▶ [TASK DESCRIPTION]: Reproduce every entry in the listing without alteration.

** begin **

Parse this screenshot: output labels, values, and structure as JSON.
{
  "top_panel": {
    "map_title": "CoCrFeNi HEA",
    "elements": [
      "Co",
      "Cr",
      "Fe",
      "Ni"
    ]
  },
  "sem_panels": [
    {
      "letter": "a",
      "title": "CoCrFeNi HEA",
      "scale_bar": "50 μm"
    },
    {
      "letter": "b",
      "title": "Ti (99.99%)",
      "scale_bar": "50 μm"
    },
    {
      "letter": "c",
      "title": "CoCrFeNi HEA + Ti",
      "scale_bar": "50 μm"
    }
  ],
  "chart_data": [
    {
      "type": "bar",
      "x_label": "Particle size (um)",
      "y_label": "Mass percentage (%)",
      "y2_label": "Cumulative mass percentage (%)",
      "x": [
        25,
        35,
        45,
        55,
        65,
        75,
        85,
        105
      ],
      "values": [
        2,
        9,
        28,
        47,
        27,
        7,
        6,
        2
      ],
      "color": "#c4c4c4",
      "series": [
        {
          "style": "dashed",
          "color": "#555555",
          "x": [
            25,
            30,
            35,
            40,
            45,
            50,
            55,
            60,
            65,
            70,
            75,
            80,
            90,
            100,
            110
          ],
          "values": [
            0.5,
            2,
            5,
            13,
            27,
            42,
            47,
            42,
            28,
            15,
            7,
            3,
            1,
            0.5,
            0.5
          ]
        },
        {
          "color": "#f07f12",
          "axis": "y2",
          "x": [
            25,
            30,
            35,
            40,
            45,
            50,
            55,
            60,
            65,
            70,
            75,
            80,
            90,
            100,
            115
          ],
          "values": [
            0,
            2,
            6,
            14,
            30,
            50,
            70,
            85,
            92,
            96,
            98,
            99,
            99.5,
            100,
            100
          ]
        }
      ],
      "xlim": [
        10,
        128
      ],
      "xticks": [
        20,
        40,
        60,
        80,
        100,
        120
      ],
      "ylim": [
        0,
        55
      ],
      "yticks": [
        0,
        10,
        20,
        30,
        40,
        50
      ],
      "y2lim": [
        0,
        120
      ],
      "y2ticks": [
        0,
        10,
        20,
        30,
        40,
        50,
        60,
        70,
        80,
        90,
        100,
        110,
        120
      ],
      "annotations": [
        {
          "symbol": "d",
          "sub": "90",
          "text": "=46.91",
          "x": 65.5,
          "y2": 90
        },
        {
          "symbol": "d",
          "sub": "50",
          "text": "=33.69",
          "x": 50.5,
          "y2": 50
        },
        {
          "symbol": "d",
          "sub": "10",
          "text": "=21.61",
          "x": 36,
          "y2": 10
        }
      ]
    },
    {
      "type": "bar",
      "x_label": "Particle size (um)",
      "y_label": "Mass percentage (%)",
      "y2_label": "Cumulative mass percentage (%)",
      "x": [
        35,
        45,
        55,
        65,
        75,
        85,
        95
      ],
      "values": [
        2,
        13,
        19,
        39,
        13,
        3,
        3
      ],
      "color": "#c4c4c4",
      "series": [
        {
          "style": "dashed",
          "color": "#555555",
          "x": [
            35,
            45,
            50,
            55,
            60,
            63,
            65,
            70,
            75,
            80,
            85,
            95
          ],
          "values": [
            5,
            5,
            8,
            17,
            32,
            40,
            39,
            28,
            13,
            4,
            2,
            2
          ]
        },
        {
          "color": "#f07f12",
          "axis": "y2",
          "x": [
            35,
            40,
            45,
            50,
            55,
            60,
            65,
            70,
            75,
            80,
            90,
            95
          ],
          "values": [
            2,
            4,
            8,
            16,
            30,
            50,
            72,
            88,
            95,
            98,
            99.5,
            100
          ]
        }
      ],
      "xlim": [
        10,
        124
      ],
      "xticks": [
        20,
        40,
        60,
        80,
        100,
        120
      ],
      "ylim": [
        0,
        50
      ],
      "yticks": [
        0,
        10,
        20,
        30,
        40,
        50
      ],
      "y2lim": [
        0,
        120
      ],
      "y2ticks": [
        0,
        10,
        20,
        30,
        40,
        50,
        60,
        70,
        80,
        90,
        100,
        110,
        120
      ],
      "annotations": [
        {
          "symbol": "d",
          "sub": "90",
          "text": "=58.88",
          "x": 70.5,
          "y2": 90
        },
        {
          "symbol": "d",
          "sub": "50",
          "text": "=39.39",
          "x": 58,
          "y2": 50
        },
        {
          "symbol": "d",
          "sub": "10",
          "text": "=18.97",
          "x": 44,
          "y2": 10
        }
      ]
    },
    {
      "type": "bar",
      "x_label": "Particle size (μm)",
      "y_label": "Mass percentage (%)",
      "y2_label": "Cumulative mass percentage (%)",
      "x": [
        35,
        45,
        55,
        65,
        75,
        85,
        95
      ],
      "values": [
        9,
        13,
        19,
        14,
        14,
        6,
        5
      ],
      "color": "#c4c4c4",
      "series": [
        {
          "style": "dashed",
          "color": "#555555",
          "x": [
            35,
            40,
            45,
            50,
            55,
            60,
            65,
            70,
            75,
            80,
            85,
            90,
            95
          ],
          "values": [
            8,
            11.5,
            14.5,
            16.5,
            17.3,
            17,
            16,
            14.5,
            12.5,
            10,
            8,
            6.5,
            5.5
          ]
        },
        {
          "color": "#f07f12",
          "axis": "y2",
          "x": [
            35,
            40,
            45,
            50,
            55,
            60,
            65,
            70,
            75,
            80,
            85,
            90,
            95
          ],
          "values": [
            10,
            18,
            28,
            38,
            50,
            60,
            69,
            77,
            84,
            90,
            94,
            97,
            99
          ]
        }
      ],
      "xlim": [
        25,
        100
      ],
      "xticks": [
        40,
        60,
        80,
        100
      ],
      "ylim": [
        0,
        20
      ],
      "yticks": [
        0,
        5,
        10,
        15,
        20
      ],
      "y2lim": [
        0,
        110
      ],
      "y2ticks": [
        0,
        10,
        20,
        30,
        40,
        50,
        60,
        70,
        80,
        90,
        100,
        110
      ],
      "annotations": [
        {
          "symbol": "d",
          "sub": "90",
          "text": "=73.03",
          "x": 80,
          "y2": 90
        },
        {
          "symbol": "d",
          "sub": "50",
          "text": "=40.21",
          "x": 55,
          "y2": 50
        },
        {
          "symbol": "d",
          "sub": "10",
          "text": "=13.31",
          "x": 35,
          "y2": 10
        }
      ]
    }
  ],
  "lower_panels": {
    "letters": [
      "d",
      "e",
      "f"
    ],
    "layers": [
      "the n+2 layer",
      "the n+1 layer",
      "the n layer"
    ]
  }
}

** end **

▶ [WRITTEN ANSWER]:
Parse this screenshot: output labels, values, and structure as JSON.
{
  "top_panel": {
    "map_title": "CoCrFeNi HEA",
    "elements": [
      "Co",
      "Cr",
      "Fe",
      "Ni"
    ]
  },
  "sem_panels": [
    {
      "letter": "a",
      "title": "CoCrFeNi HEA",
      "scale_bar": "50 μm"
    },
    {
      "letter": "b",
      "title": "Ti (99.99%)",
      "scale_bar": "50 μm"
    },
    {
      "letter": "c",
      "title": "CoCrFeNi HEA + Ti",
      "scale_bar": "50 μm"
    }
  ],
  "chart_data": [
    {
      "type": "bar",
      "x_label": "Particle size (um)",
      "y_label": "Mass percentage (%)",
      "y2_label": "Cumulative mass percentage (%)",
      "x": [
        25,
        35,
        45,
        55,
        65,
        75,
        85,
        105
      ],
      "values": [
        2,
        9,
        28,
        47,
        27,
        7,
        6,
        2
      ],
      "color": "#c4c4c4",
      "series": [
        {
          "style": "dashed",
          "color": "#555555",
          "x": [
            25,
            30,
            35,
            40,
            45,
            50,
            55,
            60,
            65,
            70,
            75,
            80,
            90,
            100,
            110
          ],
          "values": [
            0.5,
            2,
            5,
            13,
            27,
            42,
            47,
            42,
            28,
            15,
            7,
            3,
            1,
            0.5,
            0.5
          ]
        },
        {
          "color": "#f07f12",
          "axis": "y2",
          "x": [
            25,
            30,
            35,
            40,
            45,
            50,
            55,
            60,
            65,
            70,
            75,
            80,
            90,
            100,
            115
          ],
          "values": [
            0,
            2,
            6,
            14,
            30,
            50,
            70,
            85,
            92,
            96,
            98,
            99,
            99.5,
            100,
            100
          ]
        }
      ],
      "xlim": [
        10,
        128
      ],
      "xticks": [
        20,
        40,
        60,
        80,
        100,
        120
      ],
      "ylim": [
        0,
        55
      ],
      "yticks": [
        0,
        10,
        20,
        30,
        40,
        50
      ],
      "y2lim": [
        0,
        120
      ],
      "y2ticks": [
        0,
        10,
        20,
        30,
        40,
        50,
        60,
        70,
        80,
        90,
        100,
        110,
        120
      ],
      "annotations": [
        {
          "symbol": "d",
          "sub": "90",
          "text": "=46.91",
          "x": 65.5,
          "y2": 90
        },
        {
          "symbol": "d",
          "sub": "50",
          "text": "=33.69",
          "x": 50.5,
          "y2": 50
        },
        {
          "symbol": "d",
          "sub": "10",
          "text": "=21.61",
          "x": 36,
          "y2": 10
        }
      ]
    },
    {
      "type": "bar",
      "x_label": "Particle size (um)",
      "y_label": "Mass percentage (%)",
      "y2_label": "Cumulative mass percentage (%)",
      "x": [
        35,
        45,
        55,
        65,
        75,
        85,
        95
      ],
      "values": [
        2,
        13,
        19,
        39,
        13,
        3,
        3
      ],
      "color": "#c4c4c4",
      "series": [
        {
          "style": "dashed",
          "color": "#555555",
          "x": [
            35,
            45,
            50,
            55,
            60,
            63,
            65,
            70,
            75,
            80,
            85,
            95
          ],
          "values": [
            5,
            5,
            8,
            17,
            32,
            40,
            39,
            28,
            13,
            4,
            2,
            2
          ]
        },
        {
          "color": "#f07f12",
          "axis": "y2",
          "x": [
            35,
            40,
            45,
            50,
            55,
            60,
            65,
            70,
            75,
            80,
            90,
            95
          ],
          "values": [
            2,
            4,
            8,
            16,
            30,
            50,
            72,
            88,
            95,
            98,
            99.5,
            100
          ]
        }
      ],
      "xlim": [
        10,
        124
      ],
      "xticks": [
        20,
        40,
        60,
        80,
        100,
        120
      ],
      "ylim": [
        0,
        50
      ],
      "yticks": [
        0,
        10,
        20,
        30,
        40,
        50
      ],
      "y2lim": [
        0,
        120
      ],
      "y2ticks": [
        0,
        10,
        20,
        30,
        40,
        50,
        60,
        70,
        80,
        90,
        100,
        110,
        120
      ],
      "annotations": [
        {
          "symbol": "d",
          "sub": "90",
          "text": "=58.88",
          "x": 70.5,
          "y2": 90
        },
        {
          "symbol": "d",
          "sub": "50",
          "text": "=39.39",
          "x": 58,
          "y2": 50
        },
        {
          "symbol": "d",
          "sub": "10",
          "text": "=18.97",
          "x": 44,
          "y2": 10
        }
      ]
    },
    {
      "type": "bar",
      "x_label": "Particle size (μm)",
      "y_label": "Mass percentage (%)",
      "y2_label": "Cumulative mass percentage (%)",
      "x": [
        35,
        45,
        55,
        65,
        75,
        85,
        95
      ],
      "values": [
        9,
        13,
        19,
        14,
        14,
        6,
        5
      ],
      "color": "#c4c4c4",
      "series": [
        {
          "style": "dashed",
          "color": "#555555",
          "x": [
            35,
            40,
            45,
            50,
            55,
            60,
            65,
            70,
            75,
            80,
            85,
            90,
            95
          ],
          "values": [
            8,
            11.5,
            14.5,
            16.5,
            17.3,
            17,
            16,
            14.5,
            12.5,
            10,
            8,
            6.5,
            5.5
          ]
        },
        {
          "color": "#f07f12",
          "axis": "y2",
          "x": [
            35,
            40,
            45,
            50,
            55,
            60,
            65,
            70,
            75,
            80,
            85,
            90,
            95
          ],
          "values": [
            10,
            18,
            28,
            38,
            50,
            60,
            69,
            77,
            84,
            90,
            94,
            97,
            99
          ]
        }
      ],
      "xlim": [
        25,
        100
      ],
      "xticks": [
        40,
        60,
        80,
        100
      ],
      "ylim": [
        0,
        20
      ],
      "yticks": [
        0,
        5,
        10,
        15,
        20
      ],
      "y2lim": [
        0,
        110
      ],
      "y2ticks": [
        0,
        10,
        20,
        30,
        40,
        50,
        60,
        70,
        80,
        90,
        100,
        110
      ],
      "annotations": [
        {
          "symbol": "d",
          "sub": "90",
          "text": "=73.03",
          "x": 80,
          "y2": 90
        },
        {
          "symbol": "d",
          "sub": "50",
          "text": "=40.21",
          "x": 55,
          "y2": 50
        },
        {
          "symbol": "d",
          "sub": "10",
          "text": "=13.31",
          "x": 35,
          "y2": 10
        }
      ]
    }
  ],
  "lower_panels": {
    "letters": [
      "d",
      "e",
      "f"
    ],
    "layers": [
      "the n+2 layer",
      "the n+1 layer",
      "the n layer"
    ]
  }
}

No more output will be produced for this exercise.